• GOAL:
Print the whole listing exactly.

• RECORDS TO USE:
*-*-*

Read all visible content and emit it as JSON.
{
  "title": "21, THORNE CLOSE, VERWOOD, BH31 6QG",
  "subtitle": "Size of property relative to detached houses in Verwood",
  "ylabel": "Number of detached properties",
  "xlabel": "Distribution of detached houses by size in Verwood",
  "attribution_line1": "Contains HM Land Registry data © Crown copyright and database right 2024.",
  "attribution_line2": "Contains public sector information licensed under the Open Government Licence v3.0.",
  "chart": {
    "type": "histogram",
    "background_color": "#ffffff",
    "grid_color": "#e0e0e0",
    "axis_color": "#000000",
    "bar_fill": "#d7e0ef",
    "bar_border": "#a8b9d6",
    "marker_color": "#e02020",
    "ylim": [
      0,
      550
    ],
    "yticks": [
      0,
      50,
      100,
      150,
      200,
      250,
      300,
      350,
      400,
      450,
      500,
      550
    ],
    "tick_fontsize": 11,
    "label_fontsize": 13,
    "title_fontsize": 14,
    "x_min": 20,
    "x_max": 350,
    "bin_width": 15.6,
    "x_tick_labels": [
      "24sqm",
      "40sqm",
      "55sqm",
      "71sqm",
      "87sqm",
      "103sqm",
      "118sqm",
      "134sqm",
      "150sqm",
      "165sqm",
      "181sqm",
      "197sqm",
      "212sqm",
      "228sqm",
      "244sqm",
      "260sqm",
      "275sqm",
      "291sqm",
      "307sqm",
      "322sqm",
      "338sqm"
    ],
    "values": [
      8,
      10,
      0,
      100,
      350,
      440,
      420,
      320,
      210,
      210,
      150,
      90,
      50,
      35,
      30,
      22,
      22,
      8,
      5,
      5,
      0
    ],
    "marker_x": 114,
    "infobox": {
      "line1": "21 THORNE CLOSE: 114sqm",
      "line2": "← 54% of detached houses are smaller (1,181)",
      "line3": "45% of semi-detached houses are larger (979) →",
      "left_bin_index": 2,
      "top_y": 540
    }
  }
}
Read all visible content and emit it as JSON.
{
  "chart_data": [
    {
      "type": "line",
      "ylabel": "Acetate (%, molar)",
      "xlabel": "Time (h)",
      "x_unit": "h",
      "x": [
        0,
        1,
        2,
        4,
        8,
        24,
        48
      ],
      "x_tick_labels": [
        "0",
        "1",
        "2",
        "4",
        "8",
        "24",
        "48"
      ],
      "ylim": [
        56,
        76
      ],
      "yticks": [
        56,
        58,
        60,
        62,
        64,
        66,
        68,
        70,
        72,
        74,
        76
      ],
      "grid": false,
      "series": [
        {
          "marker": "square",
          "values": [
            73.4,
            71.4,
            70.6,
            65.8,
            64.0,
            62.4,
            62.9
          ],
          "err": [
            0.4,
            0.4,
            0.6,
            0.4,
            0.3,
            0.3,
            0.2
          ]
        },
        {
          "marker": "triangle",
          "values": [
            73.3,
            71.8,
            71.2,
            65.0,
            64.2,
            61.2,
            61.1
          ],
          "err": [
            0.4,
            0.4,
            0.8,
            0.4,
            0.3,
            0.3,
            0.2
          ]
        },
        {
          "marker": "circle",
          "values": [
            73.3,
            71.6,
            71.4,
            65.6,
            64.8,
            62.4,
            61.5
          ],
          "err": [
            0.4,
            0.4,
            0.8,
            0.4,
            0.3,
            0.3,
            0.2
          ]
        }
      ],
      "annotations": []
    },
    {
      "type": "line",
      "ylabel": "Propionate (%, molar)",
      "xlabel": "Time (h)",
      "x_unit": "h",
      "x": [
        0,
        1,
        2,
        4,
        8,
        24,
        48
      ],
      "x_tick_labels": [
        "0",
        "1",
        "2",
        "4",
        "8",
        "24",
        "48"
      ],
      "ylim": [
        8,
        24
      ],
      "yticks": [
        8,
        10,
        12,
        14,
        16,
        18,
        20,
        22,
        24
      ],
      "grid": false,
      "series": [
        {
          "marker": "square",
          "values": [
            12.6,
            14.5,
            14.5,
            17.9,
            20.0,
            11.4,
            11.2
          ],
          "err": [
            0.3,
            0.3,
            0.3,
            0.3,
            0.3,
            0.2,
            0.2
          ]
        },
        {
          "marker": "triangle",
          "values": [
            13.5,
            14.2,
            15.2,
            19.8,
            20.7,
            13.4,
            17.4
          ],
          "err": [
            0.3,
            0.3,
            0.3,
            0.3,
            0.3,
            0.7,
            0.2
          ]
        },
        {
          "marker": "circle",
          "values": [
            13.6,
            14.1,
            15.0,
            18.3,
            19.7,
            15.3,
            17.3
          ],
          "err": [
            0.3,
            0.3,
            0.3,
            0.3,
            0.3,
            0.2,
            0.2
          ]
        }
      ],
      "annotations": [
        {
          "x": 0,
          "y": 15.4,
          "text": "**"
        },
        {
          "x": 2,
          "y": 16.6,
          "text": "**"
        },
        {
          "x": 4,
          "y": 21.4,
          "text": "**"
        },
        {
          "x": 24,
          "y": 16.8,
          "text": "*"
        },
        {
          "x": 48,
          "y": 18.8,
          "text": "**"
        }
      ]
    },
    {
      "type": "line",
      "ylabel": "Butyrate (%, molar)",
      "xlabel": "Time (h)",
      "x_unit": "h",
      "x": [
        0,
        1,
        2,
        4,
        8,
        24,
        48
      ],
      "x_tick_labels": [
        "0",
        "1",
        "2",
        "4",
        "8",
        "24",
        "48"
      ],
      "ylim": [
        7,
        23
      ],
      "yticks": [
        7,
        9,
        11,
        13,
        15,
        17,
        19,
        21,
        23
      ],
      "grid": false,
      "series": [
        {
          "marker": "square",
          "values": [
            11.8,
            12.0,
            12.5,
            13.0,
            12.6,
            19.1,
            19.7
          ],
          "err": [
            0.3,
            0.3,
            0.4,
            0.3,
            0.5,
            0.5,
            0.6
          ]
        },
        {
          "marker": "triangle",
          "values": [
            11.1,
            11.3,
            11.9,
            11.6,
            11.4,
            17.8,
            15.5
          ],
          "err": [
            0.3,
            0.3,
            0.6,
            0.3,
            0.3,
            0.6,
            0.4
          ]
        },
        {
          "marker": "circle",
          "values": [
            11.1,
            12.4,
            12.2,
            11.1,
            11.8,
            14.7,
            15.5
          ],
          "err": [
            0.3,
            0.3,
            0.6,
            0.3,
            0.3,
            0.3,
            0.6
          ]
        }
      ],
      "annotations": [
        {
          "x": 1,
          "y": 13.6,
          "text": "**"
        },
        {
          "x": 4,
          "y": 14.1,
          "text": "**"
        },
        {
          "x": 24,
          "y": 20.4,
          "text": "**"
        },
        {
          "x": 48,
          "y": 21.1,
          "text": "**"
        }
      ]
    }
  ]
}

*-*-*

• RESPONSE TO THIS EXERCISE:
Read all visible content and emit it as JSON.
{
  "title": "21, THORNE CLOSE, VERWOOD, BH31 6QG",
  "subtitle": "Size of property relative to detached houses in Verwood",
  "ylabel": "Number of detached properties",
  "xlabel": "Distribution of detached houses by size in Verwood",
  "attribution_line1": "Contains HM Land Registry data © Crown copyright and database right 2024.",
  "attribution_line2": "Contains public sector information licensed under the Open Government Licence v3.0.",
  "chart": {
    "type": "histogram",
    "background_color": "#ffffff",
    "grid_color": "#e0e0e0",
    "axis_color": "#000000",
    "bar_fill": "#d7e0ef",
    "bar_border": "#a8b9d6",
    "marker_color": "#e02020",
    "ylim": [
      0,
      550
    ],
    "yticks": [
      0,
      50,
      100,
      150,
      200,
      250,
      300,
      350,
      400,
      450,
      500,
      550
    ],
    "tick_fontsize": 11,
    "label_fontsize": 13,
    "title_fontsize": 14,
    "x_min": 20,
    "x_max": 350,
    "bin_width": 15.6,
    "x_tick_labels": [
      "24sqm",
      "40sqm",
      "55sqm",
      "71sqm",
      "87sqm",
      "103sqm",
      "118sqm",
      "134sqm",
      "150sqm",
      "165sqm",
      "181sqm",
      "197sqm",
      "212sqm",
      "228sqm",
      "244sqm",
      "260sqm",
      "275sqm",
      "291sqm",
      "307sqm",
      "322sqm",
      "338sqm"
    ],
    "values": [
      8,
      10,
      0,
      100,
      350,
      440,
      420,
      320,
      210,
      210,
      150,
      90,
      50,
      35,
      30,
      22,
      22,
      8,
      5,
      5,
      0
    ],
    "marker_x": 114,
    "infobox": {
      "line1": "21 THORNE CLOSE: 114sqm",
      "line2": "← 54% of detached houses are smaller (1,181)",
      "line3": "45% of semi-detached houses are larger (979) →",
      "left_bin_index": 2,
      "top_y": 540
    }
  }
}
Read all visible content and emit it as JSON.
{
  "chart_data": [
    {
      "type": "line",
      "ylabel": "Acetate (%, molar)",
      "xlabel": "Time (h)",
      "x_unit": "h",
      "x": [
        0,
        1,
        2,
        4,
        8,
        24,
        48
      ],
      "x_tick_labels": [
        "0",
        "1",
        "2",
        "4",
        "8",
        "24",
        "48"
      ],
      "ylim": [
        56,
        76
      ],
      "yticks": [
        56,
        58,
        60,
        62,
        64,
        66,
        68,
        70,
        72,
        74,
        76
      ],
      "grid": false,
      "series": [
        {
          "marker": "square",
          "values": [
            73.4,
            71.4,
            70.6,
            65.8,
            64.0,
            62.4,
            62.9
          ],
          "err": [
            0.4,
            0.4,
            0.6,
            0.4,
            0.3,
            0.3,
            0.2
          ]
        },
        {
          "marker": "triangle",
          "values": [
            73.3,
            71.8,
            71.2,
            65.0,
            64.2,
            61.2,
            61.1
          ],
          "err": [
            0.4,
            0.4,
            0.8,
            0.4,
            0.3,
            0.3,
            0.2
          ]
        },
        {
          "marker": "circle",
          "values": [
            73.3,
            71.6,
            71.4,
            65.6,
            64.8,
            62.4,
            61.5
          ],
          "err": [
            0.4,
            0.4,
            0.8,
            0.4,
            0.3,
            0.3,
            0.2
          ]
        }
      ],
      "annotations": []
    },
    {
      "type": "line",
      "ylabel": "Propionate (%, molar)",
      "xlabel": "Time (h)",
      "x_unit": "h",
      "x": [
        0,
        1,
        2,
        4,
        8,
        24,
        48
      ],
      "x_tick_labels": [
        "0",
        "1",
        "2",
        "4",
        "8",
        "24",
        "48"
      ],
      "ylim": [
        8,
        24
      ],
      "yticks": [
        8,
        10,
        12,
        14,
        16,
        18,
        20,
        22,
        24
      ],
      "grid": false,
      "series": [
        {
          "marker": "square",
          "values": [
            12.6,
            14.5,
            14.5,
            17.9,
            20.0,
            11.4,
            11.2
          ],
          "err": [
            0.3,
            0.3,
            0.3,
            0.3,
            0.3,
            0.2,
            0.2
          ]
        },
        {
          "marker": "triangle",
          "values": [
            13.5,
            14.2,
            15.2,
            19.8,
            20.7,
            13.4,
            17.4
          ],
          "err": [
            0.3,
            0.3,
            0.3,
            0.3,
            0.3,
            0.7,
            0.2
          ]
        },
        {
          "marker": "circle",
          "values": [
            13.6,
            14.1,
            15.0,
            18.3,
            19.7,
            15.3,
            17.3
          ],
          "err": [
            0.3,
            0.3,
            0.3,
            0.3,
            0.3,
            0.2,
            0.2
          ]
        }
      ],
      "annotations": [
        {
          "x": 0,
          "y": 15.4,
          "text": "**"
        },
        {
          "x": 2,
          "y": 16.6,
          "text": "**"
        },
        {
          "x": 4,
          "y": 21.4,
          "text": "**"
        },
        {
          "x": 24,
          "y": 16.8,
          "text": "*"
        },
        {
          "x": 48,
          "y": 18.8,
          "text": "**"
        }
      ]
    },
    {
      "type": "line",
      "ylabel": "Butyrate (%, molar)",
      "xlabel": "Time (h)",
      "x_unit": "h",
      "x": [
        0,
        1,
        2,
        4,
        8,
        24,
        48
      ],
      "x_tick_labels": [
        "0",
        "1",
        "2",
        "4",
        "8",
        "24",
        "48"
      ],
      "ylim": [
        7,
        23
      ],
      "yticks": [
        7,
        9,
        11,
        13,
        15,
        17,
        19,
        21,
        23
      ],
      "grid": false,
      "series": [
        {
          "marker": "square",
          "values": [
            11.8,
            12.0,
            12.5,
            13.0,
            12.6,
            19.1,
            19.7
          ],
          "err": [
            0.3,
            0.3,
            0.4,
            0.3,
            0.5,
            0.5,
            0.6
          ]
        },
        {
          "marker": "triangle",
          "values": [
            11.1,
            11.3,
            11.9,
            11.6,
            11.4,
            17.8,
            15.5
          ],
          "err": [
            0.3,
            0.3,
            0.6,
            0.3,
            0.3,
            0.6,
            0.4
          ]
        },
        {
          "marker": "circle",
          "values": [
            11.1,
            12.4,
            12.2,
            11.1,
            11.8,
            14.7,
            15.5
          ],
          "err": [
            0.3,
            0.3,
            0.6,
            0.3,
            0.3,
            0.3,
            0.6
          ]
        }
      ],
      "annotations": [
        {
          "x": 1,
          "y": 13.6,
          "text": "**"
        },
        {
          "x": 4,
          "y": 14.1,
          "text": "**"
        },
        {
          "x": 24,
          "y": 20.4,
          "text": "**"
        },
        {
          "x": 48,
          "y": 21.1,
          "text": "**"
        }
      ]
    }
  ]
}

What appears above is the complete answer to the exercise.